## RECORDS SHOWN
★ ★ ★
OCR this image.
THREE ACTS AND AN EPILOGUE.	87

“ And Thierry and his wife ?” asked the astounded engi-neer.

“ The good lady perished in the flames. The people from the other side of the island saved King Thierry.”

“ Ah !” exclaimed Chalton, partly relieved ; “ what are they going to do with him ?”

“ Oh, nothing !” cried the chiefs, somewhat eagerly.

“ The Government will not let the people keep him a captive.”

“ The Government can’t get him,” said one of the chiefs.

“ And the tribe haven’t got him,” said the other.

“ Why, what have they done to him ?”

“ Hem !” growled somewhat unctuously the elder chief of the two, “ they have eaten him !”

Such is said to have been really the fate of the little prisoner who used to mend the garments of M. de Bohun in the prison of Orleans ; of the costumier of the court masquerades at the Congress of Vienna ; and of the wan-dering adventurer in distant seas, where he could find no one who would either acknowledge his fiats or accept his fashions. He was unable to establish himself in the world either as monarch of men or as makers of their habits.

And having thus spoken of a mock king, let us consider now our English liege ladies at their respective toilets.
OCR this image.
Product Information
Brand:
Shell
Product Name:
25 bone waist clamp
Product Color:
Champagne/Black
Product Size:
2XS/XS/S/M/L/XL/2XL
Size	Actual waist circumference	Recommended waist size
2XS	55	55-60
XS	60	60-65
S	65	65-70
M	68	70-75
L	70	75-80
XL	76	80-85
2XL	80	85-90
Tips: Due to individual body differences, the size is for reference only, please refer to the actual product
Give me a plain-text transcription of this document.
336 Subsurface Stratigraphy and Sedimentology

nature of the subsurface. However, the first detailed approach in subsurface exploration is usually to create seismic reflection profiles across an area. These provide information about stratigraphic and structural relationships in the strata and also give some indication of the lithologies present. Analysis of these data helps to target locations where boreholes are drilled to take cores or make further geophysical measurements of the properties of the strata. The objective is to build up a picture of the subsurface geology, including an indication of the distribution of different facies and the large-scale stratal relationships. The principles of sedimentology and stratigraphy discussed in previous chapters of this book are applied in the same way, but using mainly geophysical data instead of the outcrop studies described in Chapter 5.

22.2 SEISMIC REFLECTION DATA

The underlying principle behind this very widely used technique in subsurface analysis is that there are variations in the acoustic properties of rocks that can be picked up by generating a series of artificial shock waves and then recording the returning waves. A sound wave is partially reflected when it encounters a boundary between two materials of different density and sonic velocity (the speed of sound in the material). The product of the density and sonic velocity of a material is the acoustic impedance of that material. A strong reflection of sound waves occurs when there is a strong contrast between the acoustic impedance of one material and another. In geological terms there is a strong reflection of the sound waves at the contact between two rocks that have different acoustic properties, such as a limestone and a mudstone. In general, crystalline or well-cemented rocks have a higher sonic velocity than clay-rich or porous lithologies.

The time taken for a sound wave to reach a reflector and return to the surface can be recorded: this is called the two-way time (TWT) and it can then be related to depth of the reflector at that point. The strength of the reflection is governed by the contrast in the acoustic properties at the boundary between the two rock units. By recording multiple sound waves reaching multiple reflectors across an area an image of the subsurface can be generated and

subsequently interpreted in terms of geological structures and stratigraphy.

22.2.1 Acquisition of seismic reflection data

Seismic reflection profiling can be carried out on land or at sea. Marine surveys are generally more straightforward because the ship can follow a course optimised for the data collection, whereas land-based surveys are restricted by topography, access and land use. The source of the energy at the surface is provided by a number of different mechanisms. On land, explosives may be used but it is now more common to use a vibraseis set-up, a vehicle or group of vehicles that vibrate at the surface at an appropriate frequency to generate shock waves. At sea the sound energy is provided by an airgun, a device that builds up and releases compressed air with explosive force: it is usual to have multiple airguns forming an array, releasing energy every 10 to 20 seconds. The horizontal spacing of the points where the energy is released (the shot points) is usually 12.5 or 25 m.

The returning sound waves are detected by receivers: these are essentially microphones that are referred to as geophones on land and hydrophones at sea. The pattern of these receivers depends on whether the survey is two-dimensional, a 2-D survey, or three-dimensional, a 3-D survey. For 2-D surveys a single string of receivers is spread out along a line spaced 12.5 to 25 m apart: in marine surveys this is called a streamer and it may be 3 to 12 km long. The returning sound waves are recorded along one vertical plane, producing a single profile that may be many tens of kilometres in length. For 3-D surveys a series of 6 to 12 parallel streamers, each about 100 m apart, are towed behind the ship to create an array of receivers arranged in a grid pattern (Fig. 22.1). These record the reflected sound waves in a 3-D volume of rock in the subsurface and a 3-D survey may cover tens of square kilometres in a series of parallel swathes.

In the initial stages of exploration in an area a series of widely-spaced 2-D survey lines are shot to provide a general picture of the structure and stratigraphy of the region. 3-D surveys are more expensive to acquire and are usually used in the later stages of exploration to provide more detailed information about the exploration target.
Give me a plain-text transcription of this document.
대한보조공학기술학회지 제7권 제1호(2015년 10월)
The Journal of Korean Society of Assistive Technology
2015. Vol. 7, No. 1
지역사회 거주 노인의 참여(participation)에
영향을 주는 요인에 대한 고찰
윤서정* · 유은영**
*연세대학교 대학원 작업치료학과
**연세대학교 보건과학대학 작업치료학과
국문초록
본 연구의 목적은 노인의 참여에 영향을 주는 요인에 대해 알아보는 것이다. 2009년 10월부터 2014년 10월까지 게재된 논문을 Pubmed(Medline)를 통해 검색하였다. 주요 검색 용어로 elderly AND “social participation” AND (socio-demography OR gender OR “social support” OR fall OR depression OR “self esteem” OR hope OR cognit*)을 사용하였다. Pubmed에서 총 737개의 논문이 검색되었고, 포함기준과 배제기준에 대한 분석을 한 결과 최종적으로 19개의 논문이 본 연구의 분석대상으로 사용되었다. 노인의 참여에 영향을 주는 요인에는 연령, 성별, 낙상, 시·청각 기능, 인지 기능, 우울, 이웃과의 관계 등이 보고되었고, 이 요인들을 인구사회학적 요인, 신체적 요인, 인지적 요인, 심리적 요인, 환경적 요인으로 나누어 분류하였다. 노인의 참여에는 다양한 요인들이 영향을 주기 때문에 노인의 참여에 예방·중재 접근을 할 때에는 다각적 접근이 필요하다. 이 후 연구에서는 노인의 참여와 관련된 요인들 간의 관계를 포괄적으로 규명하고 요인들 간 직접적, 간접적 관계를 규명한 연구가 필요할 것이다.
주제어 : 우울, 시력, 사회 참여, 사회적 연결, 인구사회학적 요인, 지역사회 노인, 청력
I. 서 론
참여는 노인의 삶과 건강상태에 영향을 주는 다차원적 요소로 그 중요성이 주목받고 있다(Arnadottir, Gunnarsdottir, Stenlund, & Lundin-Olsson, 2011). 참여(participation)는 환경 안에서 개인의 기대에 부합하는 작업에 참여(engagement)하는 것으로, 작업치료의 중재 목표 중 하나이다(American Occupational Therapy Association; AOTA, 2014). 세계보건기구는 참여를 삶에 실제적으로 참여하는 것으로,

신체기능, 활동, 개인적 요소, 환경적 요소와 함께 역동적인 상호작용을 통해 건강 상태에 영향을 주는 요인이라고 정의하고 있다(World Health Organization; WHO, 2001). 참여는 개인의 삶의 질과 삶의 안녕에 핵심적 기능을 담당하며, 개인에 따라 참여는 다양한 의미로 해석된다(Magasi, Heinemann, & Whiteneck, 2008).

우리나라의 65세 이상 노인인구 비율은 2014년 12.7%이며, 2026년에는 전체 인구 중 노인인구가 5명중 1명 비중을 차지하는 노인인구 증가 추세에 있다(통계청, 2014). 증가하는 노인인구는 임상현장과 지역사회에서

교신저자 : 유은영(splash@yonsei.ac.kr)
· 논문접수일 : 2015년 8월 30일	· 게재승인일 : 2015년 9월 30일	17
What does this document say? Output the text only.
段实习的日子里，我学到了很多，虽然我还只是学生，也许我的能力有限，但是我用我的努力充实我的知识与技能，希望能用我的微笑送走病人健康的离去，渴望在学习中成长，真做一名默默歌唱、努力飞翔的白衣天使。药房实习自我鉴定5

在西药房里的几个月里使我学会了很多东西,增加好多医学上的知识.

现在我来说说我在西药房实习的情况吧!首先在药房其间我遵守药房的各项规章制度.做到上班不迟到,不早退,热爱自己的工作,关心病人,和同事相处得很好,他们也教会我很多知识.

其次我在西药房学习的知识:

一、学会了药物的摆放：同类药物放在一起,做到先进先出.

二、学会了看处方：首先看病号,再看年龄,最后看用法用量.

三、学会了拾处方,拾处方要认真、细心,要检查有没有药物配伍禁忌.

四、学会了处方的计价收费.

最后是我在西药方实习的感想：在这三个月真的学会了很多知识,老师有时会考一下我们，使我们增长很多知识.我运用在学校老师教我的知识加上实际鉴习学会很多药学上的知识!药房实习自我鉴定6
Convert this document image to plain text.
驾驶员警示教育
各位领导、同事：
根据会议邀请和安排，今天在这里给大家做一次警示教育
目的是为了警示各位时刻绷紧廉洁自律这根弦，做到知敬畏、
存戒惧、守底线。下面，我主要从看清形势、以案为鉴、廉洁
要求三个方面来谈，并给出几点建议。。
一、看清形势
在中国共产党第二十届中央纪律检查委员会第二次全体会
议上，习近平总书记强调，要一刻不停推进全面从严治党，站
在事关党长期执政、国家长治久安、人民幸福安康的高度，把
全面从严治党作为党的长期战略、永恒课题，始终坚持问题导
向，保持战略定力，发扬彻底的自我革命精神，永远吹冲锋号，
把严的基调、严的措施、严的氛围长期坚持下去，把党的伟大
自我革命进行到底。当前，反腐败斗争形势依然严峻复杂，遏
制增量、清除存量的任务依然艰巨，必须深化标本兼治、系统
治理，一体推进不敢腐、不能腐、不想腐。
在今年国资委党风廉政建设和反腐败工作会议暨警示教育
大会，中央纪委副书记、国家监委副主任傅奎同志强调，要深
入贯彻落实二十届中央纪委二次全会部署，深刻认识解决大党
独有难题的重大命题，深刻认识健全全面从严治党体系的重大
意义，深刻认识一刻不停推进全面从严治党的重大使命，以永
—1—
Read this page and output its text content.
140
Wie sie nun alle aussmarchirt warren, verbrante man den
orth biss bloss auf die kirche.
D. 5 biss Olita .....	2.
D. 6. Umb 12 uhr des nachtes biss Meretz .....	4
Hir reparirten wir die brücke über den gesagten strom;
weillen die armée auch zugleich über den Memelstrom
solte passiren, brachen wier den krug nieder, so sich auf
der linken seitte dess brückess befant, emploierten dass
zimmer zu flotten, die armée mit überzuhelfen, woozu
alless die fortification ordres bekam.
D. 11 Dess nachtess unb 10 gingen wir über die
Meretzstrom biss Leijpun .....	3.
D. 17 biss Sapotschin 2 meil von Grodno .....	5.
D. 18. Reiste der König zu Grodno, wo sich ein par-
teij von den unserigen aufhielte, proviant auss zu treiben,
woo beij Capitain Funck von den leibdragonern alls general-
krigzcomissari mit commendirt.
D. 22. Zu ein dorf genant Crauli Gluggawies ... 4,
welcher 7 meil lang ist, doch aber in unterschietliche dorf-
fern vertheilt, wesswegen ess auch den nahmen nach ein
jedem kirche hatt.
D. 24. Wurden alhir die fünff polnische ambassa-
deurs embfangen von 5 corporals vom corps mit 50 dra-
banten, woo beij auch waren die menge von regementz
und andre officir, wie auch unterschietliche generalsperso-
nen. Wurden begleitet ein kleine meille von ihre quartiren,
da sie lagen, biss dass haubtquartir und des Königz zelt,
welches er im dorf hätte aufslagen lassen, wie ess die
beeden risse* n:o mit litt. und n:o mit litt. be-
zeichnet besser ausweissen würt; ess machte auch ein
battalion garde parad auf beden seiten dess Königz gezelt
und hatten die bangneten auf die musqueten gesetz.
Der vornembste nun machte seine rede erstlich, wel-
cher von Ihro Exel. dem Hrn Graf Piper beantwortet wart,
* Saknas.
★ ★ ★
## TASK REQUIREMENTS
Filter out all lines lacking the word "recording" and copy the rest.

## COMPLETED EXERCISE
The underlying principle behind this very widely used technique in subsurface analysis is that there are variations in the acoustic properties of rocks that can be picked up by generating a series of artificial shock waves and then recording the returning waves. A sound wave is partially reflected when it encounters a boundary between two materials of different density and sonic velocity (the speed of sound in the material). The product of the density and sonic velocity of a material is the acoustic impedance of that material. A strong reflection of sound waves occurs when there is a strong contrast between the acoustic impedance of one material and another. In geological terms there is a strong reflection of the sound waves at the contact between two rocks that have different acoustic properties, such as a limestone and a mudstone. In general, crystalline or well-cemented rocks have a higher sonic velocity than clay-rich or porous lithologies.
The time taken for a sound wave to reach a reflector and return to the surface can be recorded: this is called the two-way time (TWT) and it can then be related to depth of the reflector at that point. The strength of the reflection is governed by the contrast in the acoustic properties at the boundary between the two rock units. By recording multiple sound waves reaching multiple reflectors across an area an image of the subsurface can be generated and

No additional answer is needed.